- [Given problem] Make an exact copy of the records, dropping all pictures.

[Figure contents as structured data]
☆ ☆ ☆ ☆ ☆
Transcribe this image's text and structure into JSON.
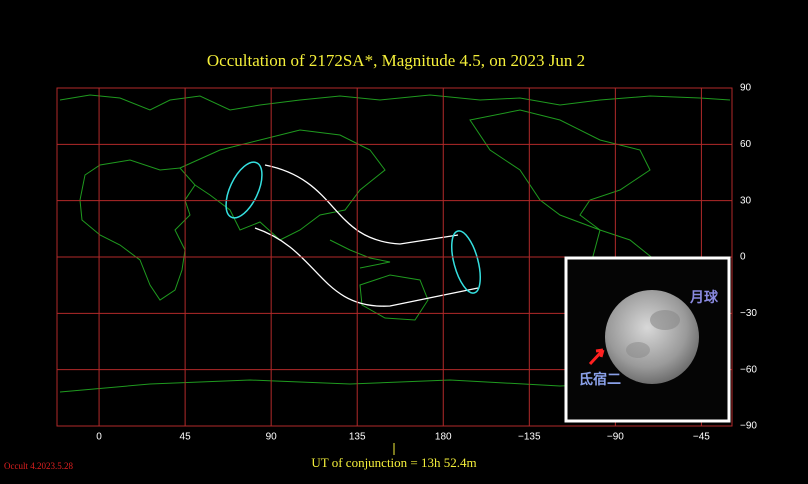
{
  "chart_data": {
    "type": "map",
    "title": "Occultation  of  2172SA*,      Magnitude 4.5,   on  2023  Jun  2",
    "annotation": "UT of conjunction = 13h 52.4m",
    "credit": "Occult 4.2023.5.28",
    "inset_labels": [
      "月球",
      "氐宿二"
    ],
    "xlim": [
      -22,
      331
    ],
    "ylim": [
      -90,
      90
    ],
    "xticks": [
      0,
      45,
      90,
      135,
      180,
      {
        "value": 225,
        "label": "−135"
      },
      {
        "value": 270,
        "label": "−90"
      },
      {
        "value": 315,
        "label": "−45"
      }
    ],
    "yticks": [
      90,
      60,
      30,
      0,
      {
        "value": -30,
        "label": "−30"
      },
      {
        "value": -60,
        "label": "−60"
      },
      {
        "value": -90,
        "label": "−90"
      }
    ],
    "grid": true,
    "grid_color": "#b22a2a"
  }
}
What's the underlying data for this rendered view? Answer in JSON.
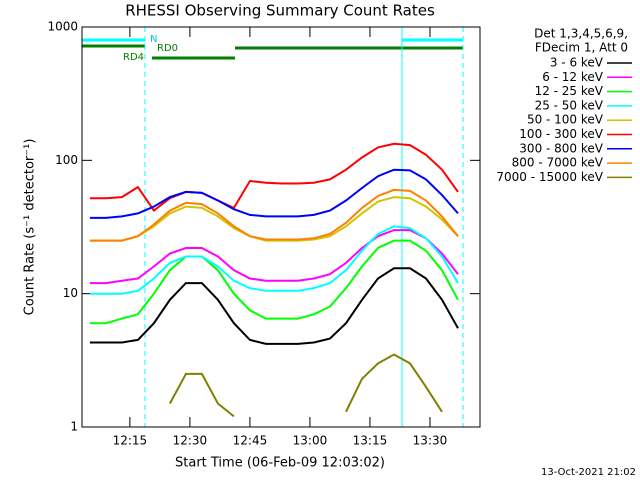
{
  "chart_data": {
    "type": "line",
    "title": "RHESSI Observing Summary Count Rates",
    "x_label": "Start Time (06-Feb-09 12:03:02)",
    "y_label": "Count Rate (s⁻¹ detector⁻¹)",
    "legend_header": [
      "Det 1,3,4,5,6,9,",
      "FDecim 1, Att 0"
    ],
    "annotations": [
      "N",
      "RD0",
      "RD4"
    ],
    "timestamp": "13-Oct-2021 21:02",
    "log_y": true,
    "grid": false,
    "xlim": [
      "12:03:02",
      "13:42:30"
    ],
    "xticks": [
      "12:15",
      "12:30",
      "12:45",
      "13:00",
      "13:15",
      "13:30"
    ],
    "ylim": [
      1,
      1000
    ],
    "yticks": [
      1,
      10,
      100,
      1000
    ],
    "x": [
      "12:05",
      "12:09",
      "12:13",
      "12:17",
      "12:21",
      "12:25",
      "12:29",
      "12:33",
      "12:37",
      "12:41",
      "12:45",
      "12:49",
      "12:53",
      "12:57",
      "13:01",
      "13:05",
      "13:09",
      "13:13",
      "13:17",
      "13:21",
      "13:25",
      "13:29",
      "13:33",
      "13:37"
    ],
    "series": [
      {
        "name": "3 - 6 keV",
        "color": "#000000",
        "values": [
          4.3,
          4.3,
          4.3,
          4.5,
          6,
          9,
          12,
          12,
          9,
          6,
          4.5,
          4.2,
          4.2,
          4.2,
          4.3,
          4.6,
          6,
          9,
          13,
          15.5,
          15.5,
          13,
          9,
          5.5
        ]
      },
      {
        "name": "6 - 12 keV",
        "color": "#ff00ff",
        "values": [
          12,
          12,
          12.5,
          13,
          16,
          20,
          22,
          22,
          19,
          15,
          13,
          12.5,
          12.5,
          12.5,
          13,
          14,
          17,
          22,
          27,
          30,
          30,
          26,
          20,
          14
        ]
      },
      {
        "name": "12 - 25 keV",
        "color": "#00ff00",
        "values": [
          6,
          6,
          6.5,
          7,
          10,
          15,
          19,
          19,
          15,
          10,
          7.5,
          6.5,
          6.5,
          6.5,
          7,
          8,
          11,
          16,
          22,
          25,
          25,
          21,
          15,
          9
        ]
      },
      {
        "name": "25 - 50 keV",
        "color": "#00ffff",
        "values": [
          10,
          10,
          10,
          10.5,
          13,
          17,
          19,
          19,
          16,
          12.5,
          11,
          10.5,
          10.5,
          10.5,
          11,
          12,
          15,
          21,
          28,
          32,
          31,
          26,
          19,
          12
        ]
      },
      {
        "name": "50 - 100 keV",
        "color": "#d2c300",
        "values": [
          25,
          25,
          25,
          27,
          32,
          40,
          45,
          44,
          38,
          31,
          27,
          25,
          25,
          25,
          25.5,
          27,
          32,
          40,
          49,
          53,
          52,
          45,
          36,
          27
        ]
      },
      {
        "name": "100 - 300 keV",
        "color": "#ff0000",
        "values": [
          52,
          52,
          53,
          63,
          42,
          52,
          58,
          57,
          50,
          44,
          70,
          68,
          67,
          67,
          68,
          72,
          85,
          105,
          125,
          133,
          130,
          110,
          85,
          58
        ]
      },
      {
        "name": "300 - 800 keV",
        "color": "#0000ff",
        "values": [
          37,
          37,
          38,
          40,
          45,
          53,
          58,
          57,
          50,
          43,
          39,
          38,
          38,
          38,
          39,
          42,
          50,
          62,
          76,
          85,
          84,
          72,
          55,
          40
        ]
      },
      {
        "name": "800 - 7000 keV",
        "color": "#ff8000",
        "values": [
          25,
          25,
          25,
          27,
          33,
          42,
          48,
          47,
          40,
          32,
          27,
          25.5,
          25.5,
          25.5,
          26,
          28,
          34,
          44,
          54,
          60,
          59,
          50,
          38,
          27
        ]
      },
      {
        "name": "7000 - 15000 keV",
        "color": "#808000",
        "values": [
          null,
          null,
          null,
          null,
          null,
          1.5,
          2.5,
          2.5,
          1.5,
          1.2,
          null,
          null,
          null,
          null,
          null,
          null,
          1.3,
          2.3,
          3,
          3.5,
          3,
          2,
          1.3,
          null
        ]
      }
    ]
  }
}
☆ ☆ ☆ ☆ ☆
- [Output of the task]
Transcribe this image's text and structure into JSON.
{
  "chart_data": {
    "type": "map",
    "title": "Occultation  of  2172SA*,      Magnitude 4.5,   on  2023  Jun  2",
    "annotation": "UT of conjunction = 13h 52.4m",
    "credit": "Occult 4.2023.5.28",
    "inset_labels": [
      "月球",
      "氐宿二"
    ],
    "xlim": [
      -22,
      331
    ],
    "ylim": [
      -90,
      90
    ],
    "xticks": [
      0,
      45,
      90,
      135,
      180,
      {
        "value": 225,
        "label": "−135"
      },
      {
        "value": 270,
        "label": "−90"
      },
      {
        "value": 315,
        "label": "−45"
      }
    ],
    "yticks": [
      90,
      60,
      30,
      0,
      {
        "value": -30,
        "label": "−30"
      },
      {
        "value": -60,
        "label": "−60"
      },
      {
        "value": -90,
        "label": "−90"
      }
    ],
    "grid": true,
    "grid_color": "#b22a2a"
  }
}
What's the underlying data for this rendered view? Answer in JSON.
{
  "chart_data": {
    "type": "line",
    "title": "RHESSI Observing Summary Count Rates",
    "x_label": "Start Time (06-Feb-09 12:03:02)",
    "y_label": "Count Rate (s⁻¹ detector⁻¹)",
    "legend_header": [
      "Det 1,3,4,5,6,9,",
      "FDecim 1, Att 0"
    ],
    "annotations": [
      "N",
      "RD0",
      "RD4"
    ],
    "timestamp": "13-Oct-2021 21:02",
    "log_y": true,
    "grid": false,
    "xlim": [
      "12:03:02",
      "13:42:30"
    ],
    "xticks": [
      "12:15",
      "12:30",
      "12:45",
      "13:00",
      "13:15",
      "13:30"
    ],
    "ylim": [
      1,
      1000
    ],
    "yticks": [
      1,
      10,
      100,
      1000
    ],
    "x": [
      "12:05",
      "12:09",
      "12:13",
      "12:17",
      "12:21",
      "12:25",
      "12:29",
      "12:33",
      "12:37",
      "12:41",
      "12:45",
      "12:49",
      "12:53",
      "12:57",
      "13:01",
      "13:05",
      "13:09",
      "13:13",
      "13:17",
      "13:21",
      "13:25",
      "13:29",
      "13:33",
      "13:37"
    ],
    "series": [
      {
        "name": "3 - 6 keV",
        "color": "#000000",
        "values": [
          4.3,
          4.3,
          4.3,
          4.5,
          6,
          9,
          12,
          12,
          9,
          6,
          4.5,
          4.2,
          4.2,
          4.2,
          4.3,
          4.6,
          6,
          9,
          13,
          15.5,
          15.5,
          13,
          9,
          5.5
        ]
      },
      {
        "name": "6 - 12 keV",
        "color": "#ff00ff",
        "values": [
          12,
          12,
          12.5,
          13,
          16,
          20,
          22,
          22,
          19,
          15,
          13,
          12.5,
          12.5,
          12.5,
          13,
          14,
          17,
          22,
          27,
          30,
          30,
          26,
          20,
          14
        ]
      },
      {
        "name": "12 - 25 keV",
        "color": "#00ff00",
        "values": [
          6,
          6,
          6.5,
          7,
          10,
          15,
          19,
          19,
          15,
          10,
          7.5,
          6.5,
          6.5,
          6.5,
          7,
          8,
          11,
          16,
          22,
          25,
          25,
          21,
          15,
          9
        ]
      },
      {
        "name": "25 - 50 keV",
        "color": "#00ffff",
        "values": [
          10,
          10,
          10,
          10.5,
          13,
          17,
          19,
          19,
          16,
          12.5,
          11,
          10.5,
          10.5,
          10.5,
          11,
          12,
          15,
          21,
          28,
          32,
          31,
          26,
          19,
          12
        ]
      },
      {
        "name": "50 - 100 keV",
        "color": "#d2c300",
        "values": [
          25,
          25,
          25,
          27,
          32,
          40,
          45,
          44,
          38,
          31,
          27,
          25,
          25,
          25,
          25.5,
          27,
          32,
          40,
          49,
          53,
          52,
          45,
          36,
          27
        ]
      },
      {
        "name": "100 - 300 keV",
        "color": "#ff0000",
        "values": [
          52,
          52,
          53,
          63,
          42,
          52,
          58,
          57,
          50,
          44,
          70,
          68,
          67,
          67,
          68,
          72,
          85,
          105,
          125,
          133,
          130,
          110,
          85,
          58
        ]
      },
      {
        "name": "300 - 800 keV",
        "color": "#0000ff",
        "values": [
          37,
          37,
          38,
          40,
          45,
          53,
          58,
          57,
          50,
          43,
          39,
          38,
          38,
          38,
          39,
          42,
          50,
          62,
          76,
          85,
          84,
          72,
          55,
          40
        ]
      },
      {
        "name": "800 - 7000 keV",
        "color": "#ff8000",
        "values": [
          25,
          25,
          25,
          27,
          33,
          42,
          48,
          47,
          40,
          32,
          27,
          25.5,
          25.5,
          25.5,
          26,
          28,
          34,
          44,
          54,
          60,
          59,
          50,
          38,
          27
        ]
      },
      {
        "name": "7000 - 15000 keV",
        "color": "#808000",
        "values": [
          null,
          null,
          null,
          null,
          null,
          1.5,
          2.5,
          2.5,
          1.5,
          1.2,
          null,
          null,
          null,
          null,
          null,
          null,
          1.3,
          2.3,
          3,
          3.5,
          3,
          2,
          1.3,
          null
        ]
      }
    ]
  }
}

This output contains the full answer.